REQUIRED WORK: Output the material beneath exactly, leaving nothing out.

········

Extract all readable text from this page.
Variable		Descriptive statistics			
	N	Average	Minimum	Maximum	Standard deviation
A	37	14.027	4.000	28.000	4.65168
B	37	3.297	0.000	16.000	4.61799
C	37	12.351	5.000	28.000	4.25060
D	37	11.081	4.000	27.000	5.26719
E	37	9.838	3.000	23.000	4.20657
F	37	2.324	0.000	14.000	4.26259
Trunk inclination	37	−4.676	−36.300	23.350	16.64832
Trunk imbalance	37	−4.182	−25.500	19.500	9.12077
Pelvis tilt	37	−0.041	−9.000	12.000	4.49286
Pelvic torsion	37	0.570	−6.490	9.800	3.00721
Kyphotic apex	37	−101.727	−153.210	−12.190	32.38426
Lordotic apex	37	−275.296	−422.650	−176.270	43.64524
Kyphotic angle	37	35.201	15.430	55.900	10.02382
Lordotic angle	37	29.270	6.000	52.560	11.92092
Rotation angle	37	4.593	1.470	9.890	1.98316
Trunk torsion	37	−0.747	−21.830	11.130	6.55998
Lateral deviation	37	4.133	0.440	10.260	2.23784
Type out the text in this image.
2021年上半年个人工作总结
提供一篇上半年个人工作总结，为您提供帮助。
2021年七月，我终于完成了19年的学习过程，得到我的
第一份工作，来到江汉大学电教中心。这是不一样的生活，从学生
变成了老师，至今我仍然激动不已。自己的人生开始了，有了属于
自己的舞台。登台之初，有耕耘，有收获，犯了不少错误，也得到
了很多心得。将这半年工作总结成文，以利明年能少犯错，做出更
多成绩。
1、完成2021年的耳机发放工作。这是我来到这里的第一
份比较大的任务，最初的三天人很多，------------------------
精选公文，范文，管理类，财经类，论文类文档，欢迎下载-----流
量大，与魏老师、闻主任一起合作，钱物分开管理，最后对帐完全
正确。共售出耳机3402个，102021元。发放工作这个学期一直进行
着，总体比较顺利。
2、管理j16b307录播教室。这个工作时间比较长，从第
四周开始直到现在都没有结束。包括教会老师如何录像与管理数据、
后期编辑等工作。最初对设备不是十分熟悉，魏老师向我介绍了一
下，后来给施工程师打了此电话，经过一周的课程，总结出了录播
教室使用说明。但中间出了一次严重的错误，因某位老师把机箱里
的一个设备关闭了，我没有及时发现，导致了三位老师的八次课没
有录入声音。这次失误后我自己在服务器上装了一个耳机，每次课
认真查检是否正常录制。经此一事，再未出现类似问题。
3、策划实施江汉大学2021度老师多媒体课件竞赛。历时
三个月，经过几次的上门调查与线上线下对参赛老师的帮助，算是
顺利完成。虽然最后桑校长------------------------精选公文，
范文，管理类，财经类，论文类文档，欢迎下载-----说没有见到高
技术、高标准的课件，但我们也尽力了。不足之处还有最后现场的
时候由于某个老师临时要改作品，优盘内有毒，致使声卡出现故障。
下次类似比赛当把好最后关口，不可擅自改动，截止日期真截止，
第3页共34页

········

TASK RESPONSE:
Extract all readable text from this page.
Variable		Descriptive statistics			
	N	Average	Minimum	Maximum	Standard deviation
A	37	14.027	4.000	28.000	4.65168
B	37	3.297	0.000	16.000	4.61799
C	37	12.351	5.000	28.000	4.25060
D	37	11.081	4.000	27.000	5.26719
E	37	9.838	3.000	23.000	4.20657
F	37	2.324	0.000	14.000	4.26259
Trunk inclination	37	−4.676	−36.300	23.350	16.64832
Trunk imbalance	37	−4.182	−25.500	19.500	9.12077
Pelvis tilt	37	−0.041	−9.000	12.000	4.49286
Pelvic torsion	37	0.570	−6.490	9.800	3.00721
Kyphotic apex	37	−101.727	−153.210	−12.190	32.38426
Lordotic apex	37	−275.296	−422.650	−176.270	43.64524
Kyphotic angle	37	35.201	15.430	55.900	10.02382
Lordotic angle	37	29.270	6.000	52.560	11.92092
Rotation angle	37	4.593	1.470	9.890	1.98316
Trunk torsion	37	−0.747	−21.830	11.130	6.55998
Lateral deviation	37	4.133	0.440	10.260	2.23784
Type out the text in this image.
2021年上半年个人工作总结
提供一篇上半年个人工作总结，为您提供帮助。
2021年七月，我终于完成了19年的学习过程，得到我的
第一份工作，来到江汉大学电教中心。这是不一样的生活，从学生
变成了老师，至今我仍然激动不已。自己的人生开始了，有了属于
自己的舞台。登台之初，有耕耘，有收获，犯了不少错误，也得到
了很多心得。将这半年工作总结成文，以利明年能少犯错，做出更
多成绩。
1、完成2021年的耳机发放工作。这是我来到这里的第一
份比较大的任务，最初的三天人很多，------------------------
精选公文，范文，管理类，财经类，论文类文档，欢迎下载-----流
量大，与魏老师、闻主任一起合作，钱物分开管理，最后对帐完全
正确。共售出耳机3402个，102021元。发放工作这个学期一直进行
着，总体比较顺利。
2、管理j16b307录播教室。这个工作时间比较长，从第
四周开始直到现在都没有结束。包括教会老师如何录像与管理数据、
后期编辑等工作。最初对设备不是十分熟悉，魏老师向我介绍了一
下，后来给施工程师打了此电话，经过一周的课程，总结出了录播
教室使用说明。但中间出了一次严重的错误，因某位老师把机箱里
的一个设备关闭了，我没有及时发现，导致了三位老师的八次课没
有录入声音。这次失误后我自己在服务器上装了一个耳机，每次课
认真查检是否正常录制。经此一事，再未出现类似问题。
3、策划实施江汉大学2021度老师多媒体课件竞赛。历时
三个月，经过几次的上门调查与线上线下对参赛老师的帮助，算是
顺利完成。虽然最后桑校长------------------------精选公文，
范文，管理类，财经类，论文类文档，欢迎下载-----说没有见到高
技术、高标准的课件，但我们也尽力了。不足之处还有最后现场的
时候由于某个老师临时要改作品，优盘内有毒，致使声卡出现故障。
下次类似比赛当把好最后关口，不可擅自改动，截止日期真截止，
第3页共34页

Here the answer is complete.